**STATED GOAL**
Write the count of lines that contain the word "الجملة" and nothing else.

**MATERIAL TO PROCESS**

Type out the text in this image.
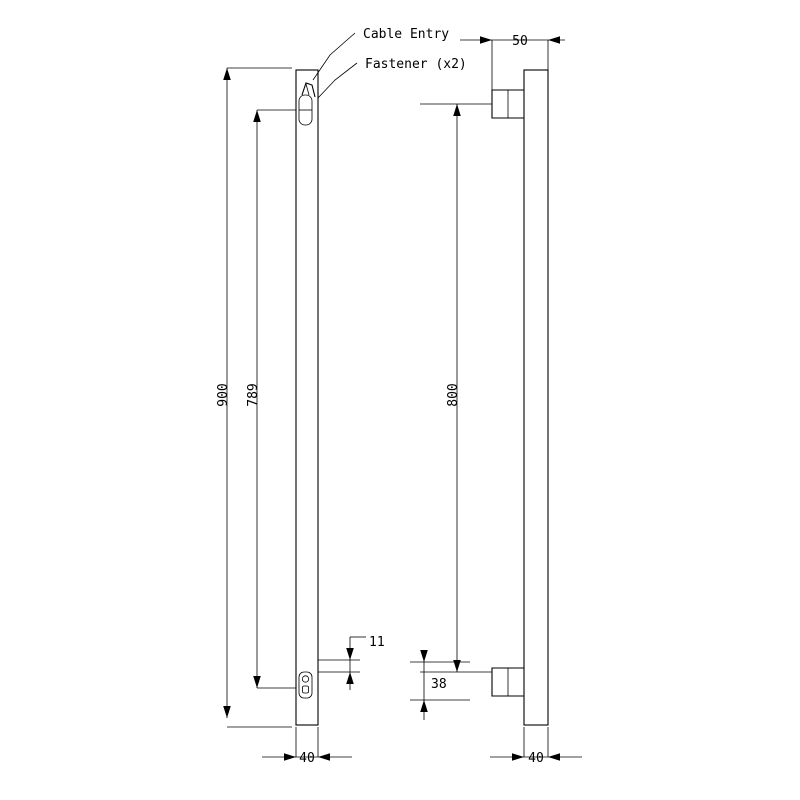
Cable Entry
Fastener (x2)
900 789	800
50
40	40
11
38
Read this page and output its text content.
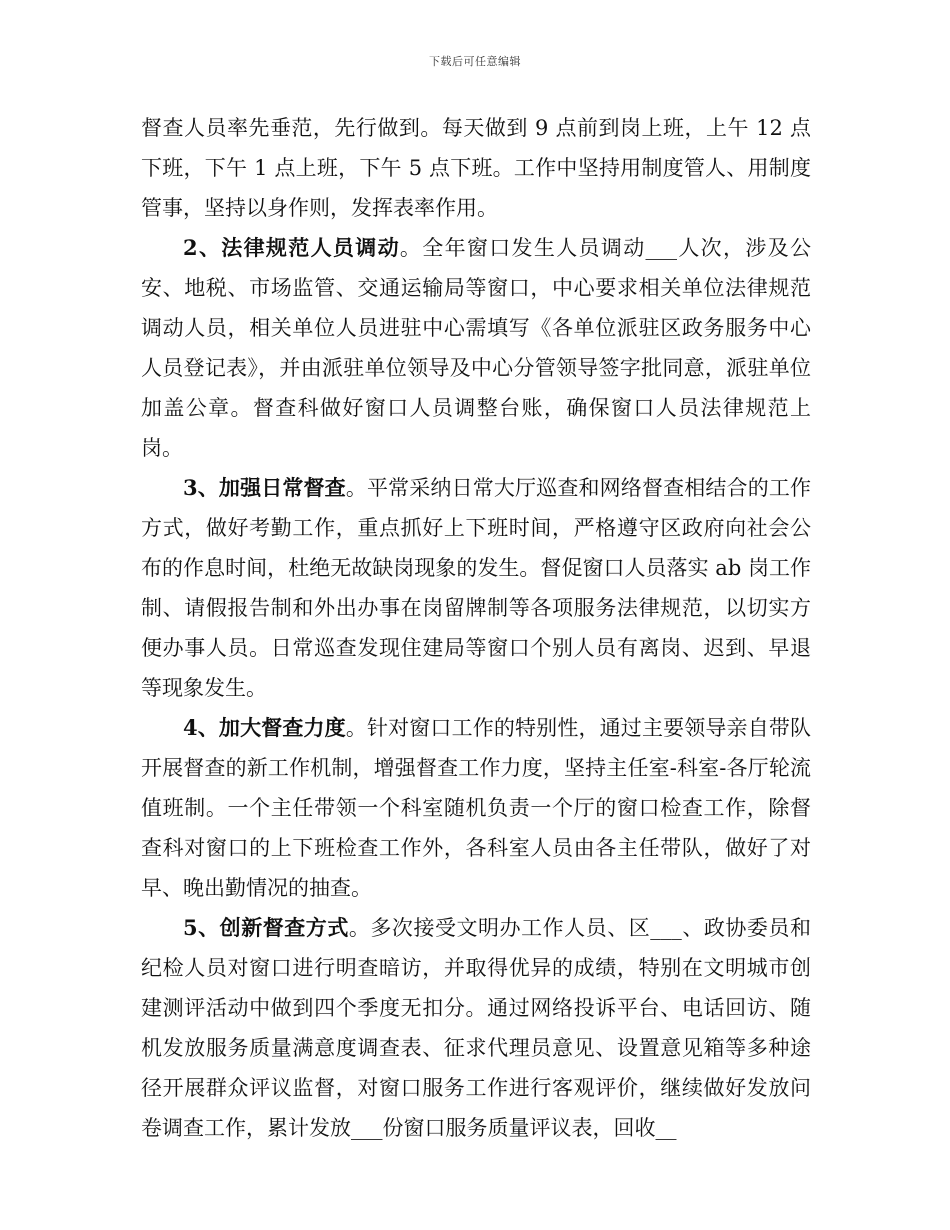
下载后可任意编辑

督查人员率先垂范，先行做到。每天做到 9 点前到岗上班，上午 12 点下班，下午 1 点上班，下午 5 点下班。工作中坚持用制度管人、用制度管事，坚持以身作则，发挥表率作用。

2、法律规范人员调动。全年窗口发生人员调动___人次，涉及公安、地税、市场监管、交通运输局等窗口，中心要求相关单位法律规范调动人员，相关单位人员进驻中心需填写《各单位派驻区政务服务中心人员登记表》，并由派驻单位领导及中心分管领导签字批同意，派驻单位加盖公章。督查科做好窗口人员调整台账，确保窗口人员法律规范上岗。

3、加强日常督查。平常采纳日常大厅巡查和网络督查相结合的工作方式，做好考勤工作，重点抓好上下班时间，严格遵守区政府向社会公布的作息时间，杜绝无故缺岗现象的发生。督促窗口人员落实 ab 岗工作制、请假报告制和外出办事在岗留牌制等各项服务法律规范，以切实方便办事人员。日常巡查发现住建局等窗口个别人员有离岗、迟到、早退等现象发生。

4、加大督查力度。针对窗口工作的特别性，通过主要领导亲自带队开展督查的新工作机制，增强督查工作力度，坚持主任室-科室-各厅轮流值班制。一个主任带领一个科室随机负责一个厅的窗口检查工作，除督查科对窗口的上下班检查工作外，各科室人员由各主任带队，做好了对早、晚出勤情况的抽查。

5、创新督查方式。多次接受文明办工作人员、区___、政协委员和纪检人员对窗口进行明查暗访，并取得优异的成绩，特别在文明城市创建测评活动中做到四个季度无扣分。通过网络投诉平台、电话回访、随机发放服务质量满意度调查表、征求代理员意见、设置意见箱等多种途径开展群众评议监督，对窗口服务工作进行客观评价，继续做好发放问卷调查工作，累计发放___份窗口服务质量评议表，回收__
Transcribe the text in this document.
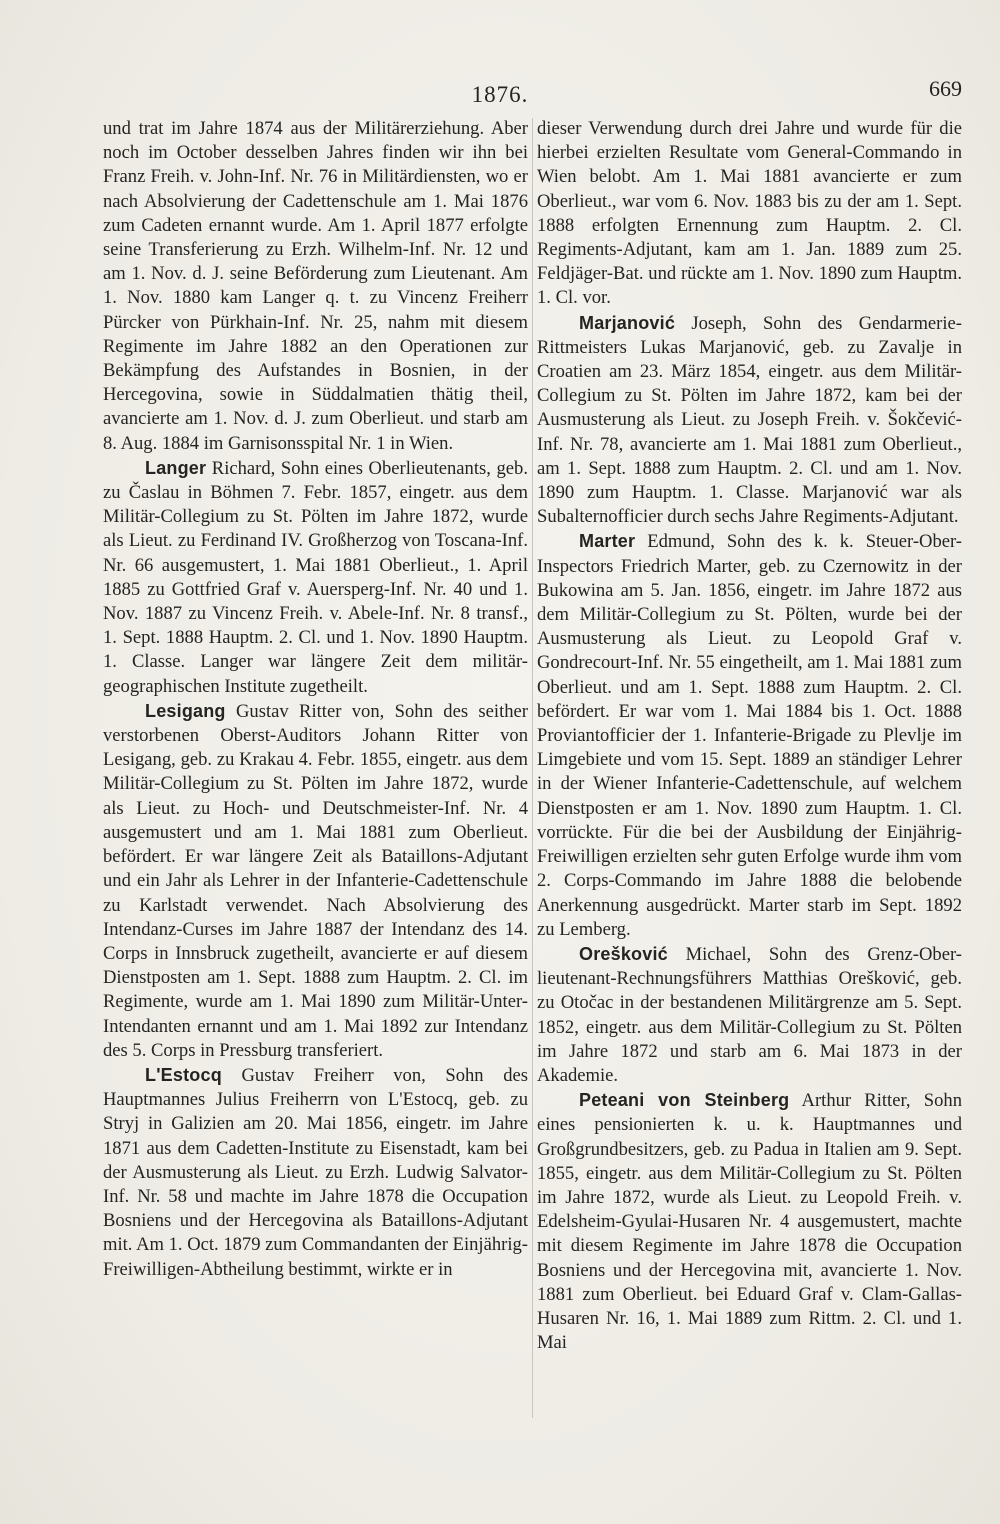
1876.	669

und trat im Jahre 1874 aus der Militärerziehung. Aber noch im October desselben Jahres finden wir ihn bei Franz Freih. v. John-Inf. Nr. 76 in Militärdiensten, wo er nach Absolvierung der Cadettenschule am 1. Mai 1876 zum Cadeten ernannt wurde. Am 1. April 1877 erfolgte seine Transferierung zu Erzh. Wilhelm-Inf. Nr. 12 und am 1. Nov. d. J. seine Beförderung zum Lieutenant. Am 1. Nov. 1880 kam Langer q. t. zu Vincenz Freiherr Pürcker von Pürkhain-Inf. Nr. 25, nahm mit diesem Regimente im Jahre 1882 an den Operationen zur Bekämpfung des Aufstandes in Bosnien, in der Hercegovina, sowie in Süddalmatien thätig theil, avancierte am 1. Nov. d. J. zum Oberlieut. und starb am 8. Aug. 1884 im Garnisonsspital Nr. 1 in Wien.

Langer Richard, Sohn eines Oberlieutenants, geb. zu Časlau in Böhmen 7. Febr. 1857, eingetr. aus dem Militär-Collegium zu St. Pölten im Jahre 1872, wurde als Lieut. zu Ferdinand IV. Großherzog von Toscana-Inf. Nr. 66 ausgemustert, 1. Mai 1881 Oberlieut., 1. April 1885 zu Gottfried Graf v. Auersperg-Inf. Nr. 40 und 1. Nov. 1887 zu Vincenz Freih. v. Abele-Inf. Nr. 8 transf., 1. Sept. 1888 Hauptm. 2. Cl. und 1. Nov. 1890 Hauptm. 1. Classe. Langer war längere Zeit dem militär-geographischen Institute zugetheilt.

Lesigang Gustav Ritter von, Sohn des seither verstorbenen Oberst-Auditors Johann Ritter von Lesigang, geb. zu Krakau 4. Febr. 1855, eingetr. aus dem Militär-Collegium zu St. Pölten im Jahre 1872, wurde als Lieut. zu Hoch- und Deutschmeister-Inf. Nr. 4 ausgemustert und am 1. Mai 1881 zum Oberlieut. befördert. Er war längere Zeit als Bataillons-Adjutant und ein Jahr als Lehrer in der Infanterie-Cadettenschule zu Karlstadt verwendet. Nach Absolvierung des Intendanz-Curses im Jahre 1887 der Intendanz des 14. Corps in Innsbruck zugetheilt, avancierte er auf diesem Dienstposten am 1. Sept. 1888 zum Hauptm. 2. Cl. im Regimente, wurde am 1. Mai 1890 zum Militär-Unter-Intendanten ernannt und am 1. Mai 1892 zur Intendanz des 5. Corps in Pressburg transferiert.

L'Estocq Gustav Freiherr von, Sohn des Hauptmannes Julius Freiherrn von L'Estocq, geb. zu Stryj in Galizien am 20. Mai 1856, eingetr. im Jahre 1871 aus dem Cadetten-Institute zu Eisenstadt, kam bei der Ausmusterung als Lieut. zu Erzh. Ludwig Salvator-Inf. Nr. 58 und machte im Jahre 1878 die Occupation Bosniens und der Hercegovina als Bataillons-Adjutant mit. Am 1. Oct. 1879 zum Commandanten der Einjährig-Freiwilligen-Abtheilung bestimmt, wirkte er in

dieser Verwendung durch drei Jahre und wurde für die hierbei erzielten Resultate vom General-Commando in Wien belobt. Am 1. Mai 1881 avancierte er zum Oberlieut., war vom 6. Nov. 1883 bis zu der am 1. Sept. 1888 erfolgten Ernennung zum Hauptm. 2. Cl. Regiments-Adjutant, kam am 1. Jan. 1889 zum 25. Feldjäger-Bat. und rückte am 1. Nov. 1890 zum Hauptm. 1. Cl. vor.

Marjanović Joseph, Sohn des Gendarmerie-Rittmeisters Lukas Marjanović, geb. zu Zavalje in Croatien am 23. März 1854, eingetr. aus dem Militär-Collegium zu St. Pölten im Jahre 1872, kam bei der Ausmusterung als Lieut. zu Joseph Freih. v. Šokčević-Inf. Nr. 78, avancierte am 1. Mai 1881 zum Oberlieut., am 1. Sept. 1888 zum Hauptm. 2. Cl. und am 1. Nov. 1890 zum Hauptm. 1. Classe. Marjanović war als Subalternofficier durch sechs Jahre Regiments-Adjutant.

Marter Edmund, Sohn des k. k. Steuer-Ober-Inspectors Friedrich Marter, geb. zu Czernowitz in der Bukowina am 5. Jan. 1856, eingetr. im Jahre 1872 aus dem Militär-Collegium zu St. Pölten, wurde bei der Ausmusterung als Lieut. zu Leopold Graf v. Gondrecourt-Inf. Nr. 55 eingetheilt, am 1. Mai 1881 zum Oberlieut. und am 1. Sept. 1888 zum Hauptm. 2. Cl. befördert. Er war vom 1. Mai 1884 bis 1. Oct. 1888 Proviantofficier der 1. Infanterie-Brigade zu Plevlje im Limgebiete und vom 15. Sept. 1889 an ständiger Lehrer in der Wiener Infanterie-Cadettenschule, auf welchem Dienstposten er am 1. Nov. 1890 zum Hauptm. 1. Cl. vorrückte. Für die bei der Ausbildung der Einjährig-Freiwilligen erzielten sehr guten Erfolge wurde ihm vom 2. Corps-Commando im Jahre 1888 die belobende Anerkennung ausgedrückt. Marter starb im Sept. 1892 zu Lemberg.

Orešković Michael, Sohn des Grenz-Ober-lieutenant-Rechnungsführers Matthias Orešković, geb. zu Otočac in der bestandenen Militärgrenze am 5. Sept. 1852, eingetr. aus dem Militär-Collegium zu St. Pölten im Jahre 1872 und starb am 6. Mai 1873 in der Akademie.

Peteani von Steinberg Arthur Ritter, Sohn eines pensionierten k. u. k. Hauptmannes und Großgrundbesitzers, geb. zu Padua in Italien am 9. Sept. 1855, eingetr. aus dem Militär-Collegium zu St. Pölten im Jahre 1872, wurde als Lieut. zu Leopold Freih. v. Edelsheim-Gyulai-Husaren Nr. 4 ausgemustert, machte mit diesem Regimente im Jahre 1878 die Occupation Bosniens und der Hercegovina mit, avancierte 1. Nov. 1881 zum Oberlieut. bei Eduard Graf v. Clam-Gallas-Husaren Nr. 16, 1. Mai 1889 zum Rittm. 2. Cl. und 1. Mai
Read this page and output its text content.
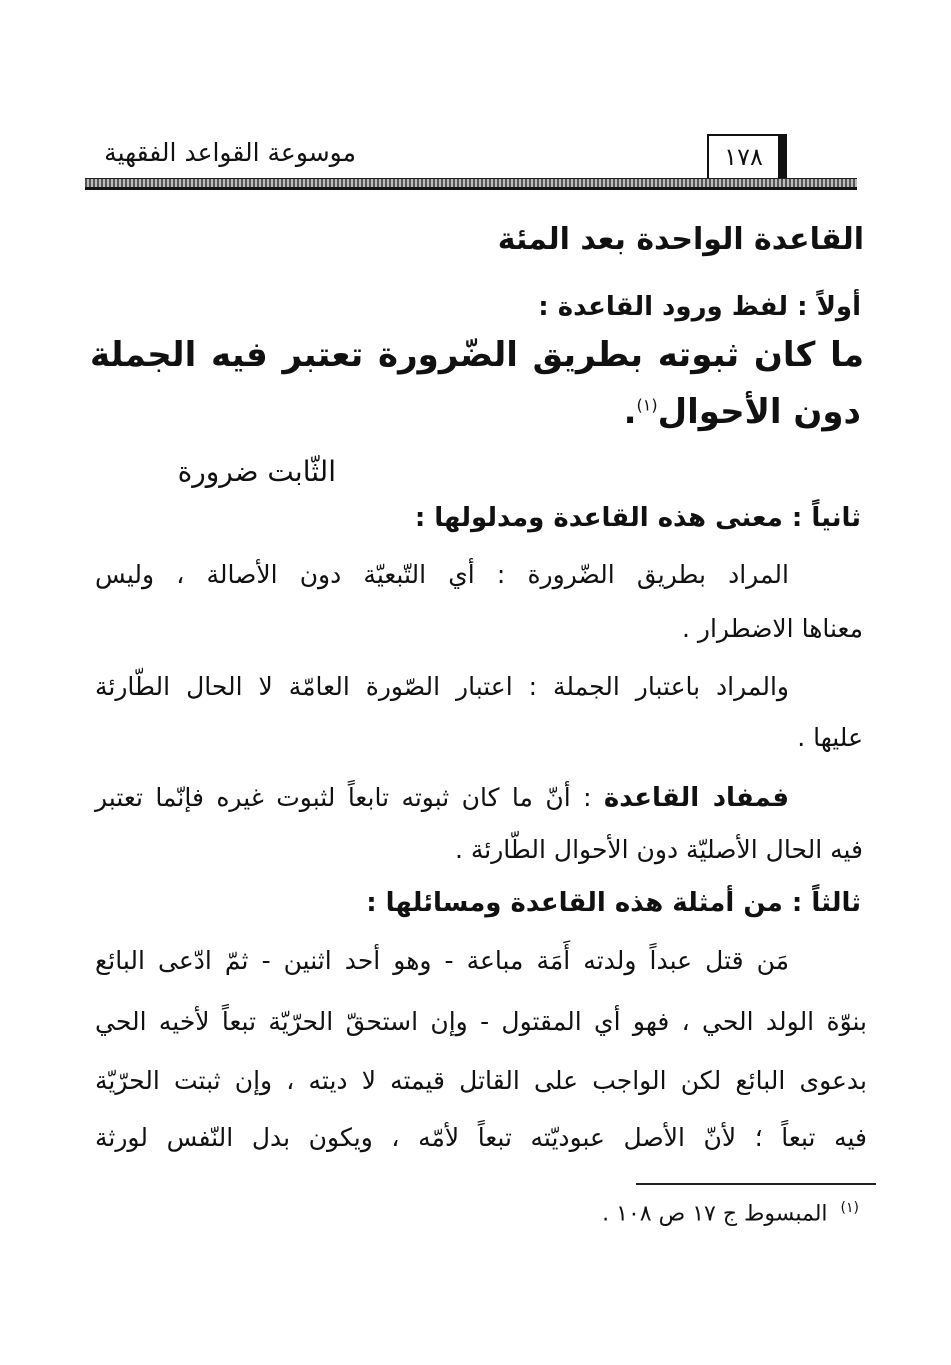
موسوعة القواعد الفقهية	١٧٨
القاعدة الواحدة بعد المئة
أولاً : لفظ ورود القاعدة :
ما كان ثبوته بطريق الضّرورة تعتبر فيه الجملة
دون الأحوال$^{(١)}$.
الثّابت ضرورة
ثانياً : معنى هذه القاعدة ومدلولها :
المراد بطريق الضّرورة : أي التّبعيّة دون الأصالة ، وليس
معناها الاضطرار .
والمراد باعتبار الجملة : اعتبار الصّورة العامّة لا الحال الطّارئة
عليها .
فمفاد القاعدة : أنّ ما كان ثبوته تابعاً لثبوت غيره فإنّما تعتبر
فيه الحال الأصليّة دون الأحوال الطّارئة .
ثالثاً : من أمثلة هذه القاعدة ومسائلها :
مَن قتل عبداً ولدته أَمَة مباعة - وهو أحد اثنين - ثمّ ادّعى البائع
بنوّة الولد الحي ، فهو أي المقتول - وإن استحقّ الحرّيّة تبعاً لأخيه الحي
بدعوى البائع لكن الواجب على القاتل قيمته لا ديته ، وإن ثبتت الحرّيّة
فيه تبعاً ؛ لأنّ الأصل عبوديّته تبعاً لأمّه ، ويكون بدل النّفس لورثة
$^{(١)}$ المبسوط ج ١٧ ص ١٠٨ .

**THE RESULT**
2